■ **SET TASK**
Copy every line in the records below that contains the word "vocals".

(Dataset excerpt)
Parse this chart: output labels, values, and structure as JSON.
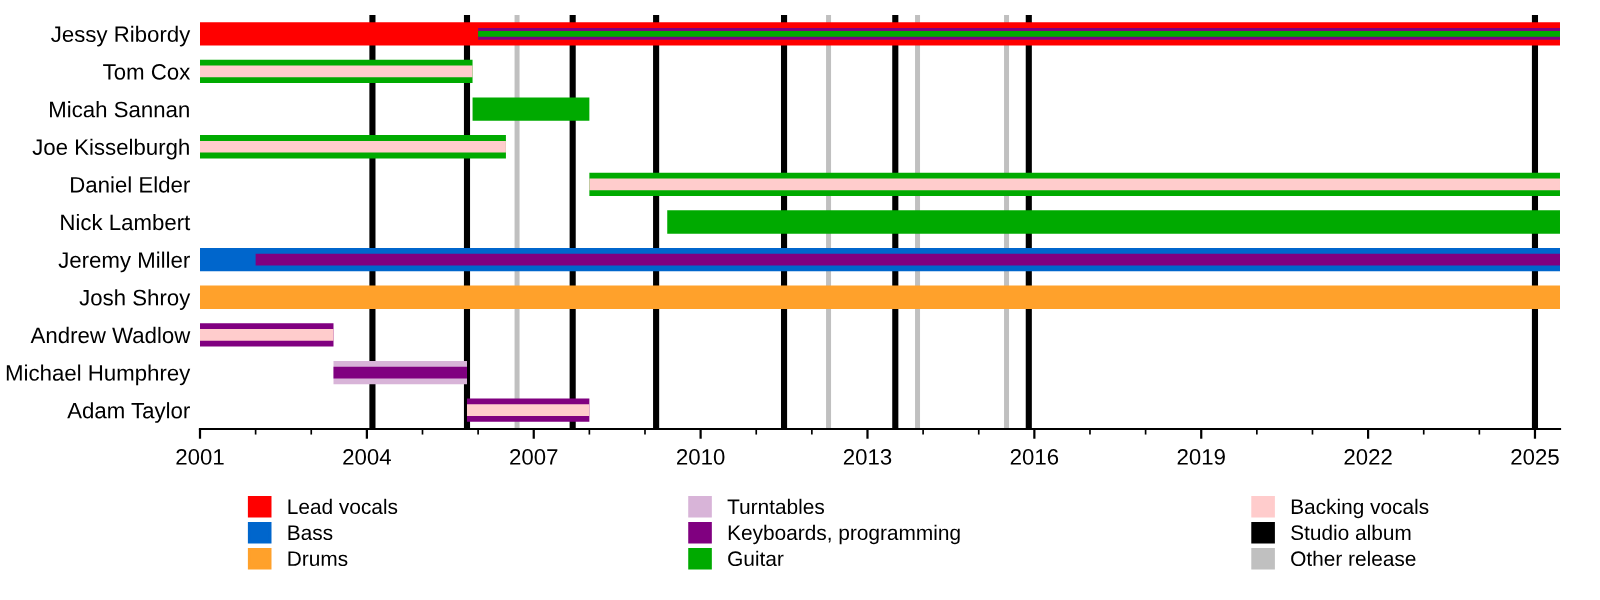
{
  "chart_data": {
    "type": "bar",
    "orientation": "horizontal",
    "categories": [
      "Jessy Ribordy",
      "Tom Cox",
      "Micah Sannan",
      "Joe Kisselburgh",
      "Daniel Elder",
      "Nick Lambert",
      "Jeremy Miller",
      "Josh Shroy",
      "Andrew Wadlow",
      "Michael Humphrey",
      "Adam Taylor"
    ],
    "series": [
      {
        "name": "Lead vocals",
        "color": "#ff0000",
        "base": [
          2001,
          null,
          null,
          null,
          null,
          null,
          null,
          null,
          null,
          null,
          null
        ],
        "values": [
          24.45,
          null,
          null,
          null,
          null,
          null,
          null,
          null,
          null,
          null,
          null
        ]
      },
      {
        "name": "Bass",
        "color": "#0066cc",
        "base": [
          null,
          null,
          null,
          null,
          null,
          null,
          2001,
          null,
          null,
          null,
          null
        ],
        "values": [
          null,
          null,
          null,
          null,
          null,
          null,
          24.45,
          null,
          null,
          null,
          null
        ]
      },
      {
        "name": "Drums",
        "color": "#ffa12b",
        "base": [
          null,
          null,
          null,
          null,
          null,
          null,
          null,
          2001,
          null,
          null,
          null
        ],
        "values": [
          null,
          null,
          null,
          null,
          null,
          null,
          null,
          24.45,
          null,
          null,
          null
        ]
      },
      {
        "name": "Turntables",
        "color": "#d8b4d8",
        "base": [
          null,
          null,
          null,
          null,
          null,
          null,
          null,
          null,
          null,
          2003.4,
          null
        ],
        "values": [
          null,
          null,
          null,
          null,
          null,
          null,
          null,
          null,
          null,
          2.4,
          null
        ]
      },
      {
        "name": "Keyboards, programming",
        "color": "#800080",
        "base": [
          2006,
          null,
          null,
          null,
          null,
          null,
          2002,
          null,
          2001,
          2003.4,
          2005.8
        ],
        "values": [
          19.45,
          null,
          null,
          null,
          null,
          null,
          23.45,
          null,
          2.4,
          2.4,
          2.2
        ]
      },
      {
        "name": "Guitar",
        "color": "#00aa00",
        "base": [
          2006,
          2001,
          2005.9,
          2001,
          2008,
          2009.4,
          null,
          null,
          null,
          null,
          null
        ],
        "values": [
          19.45,
          4.9,
          2.1,
          5.5,
          17.45,
          16.05,
          null,
          null,
          null,
          null,
          null
        ]
      },
      {
        "name": "Backing vocals",
        "color": "#ffcccc",
        "base": [
          null,
          2001,
          null,
          2001,
          2008,
          null,
          null,
          null,
          2001,
          null,
          2005.8
        ],
        "values": [
          null,
          4.9,
          null,
          5.5,
          17.45,
          null,
          null,
          null,
          2.4,
          null,
          2.2
        ]
      }
    ],
    "xlim": [
      2001,
      2025.45
    ],
    "xticks": [
      2001,
      2004,
      2007,
      2010,
      2013,
      2016,
      2019,
      2022,
      2025
    ],
    "ref_lines": [
      {
        "axis": "x",
        "value": 2004.1,
        "label": "Studio album",
        "color": "#000000"
      },
      {
        "axis": "x",
        "value": 2005.8,
        "color": "#000000"
      },
      {
        "axis": "x",
        "value": 2007.7,
        "color": "#000000"
      },
      {
        "axis": "x",
        "value": 2009.2,
        "color": "#000000"
      },
      {
        "axis": "x",
        "value": 2011.5,
        "color": "#000000"
      },
      {
        "axis": "x",
        "value": 2013.5,
        "color": "#000000"
      },
      {
        "axis": "x",
        "value": 2015.9,
        "color": "#000000"
      },
      {
        "axis": "x",
        "value": 2025.0,
        "color": "#000000"
      },
      {
        "axis": "x",
        "value": 2006.7,
        "label": "Other release",
        "color": "#c0c0c0"
      },
      {
        "axis": "x",
        "value": 2012.3,
        "color": "#c0c0c0"
      },
      {
        "axis": "x",
        "value": 2013.9,
        "color": "#c0c0c0"
      },
      {
        "axis": "x",
        "value": 2015.5,
        "color": "#c0c0c0"
      }
    ],
    "legend": "bottom",
    "grid": false
  }
}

■ **EXPECTED ANSWER**
        "name": "Lead vocals",
        "name": "Backing vocals",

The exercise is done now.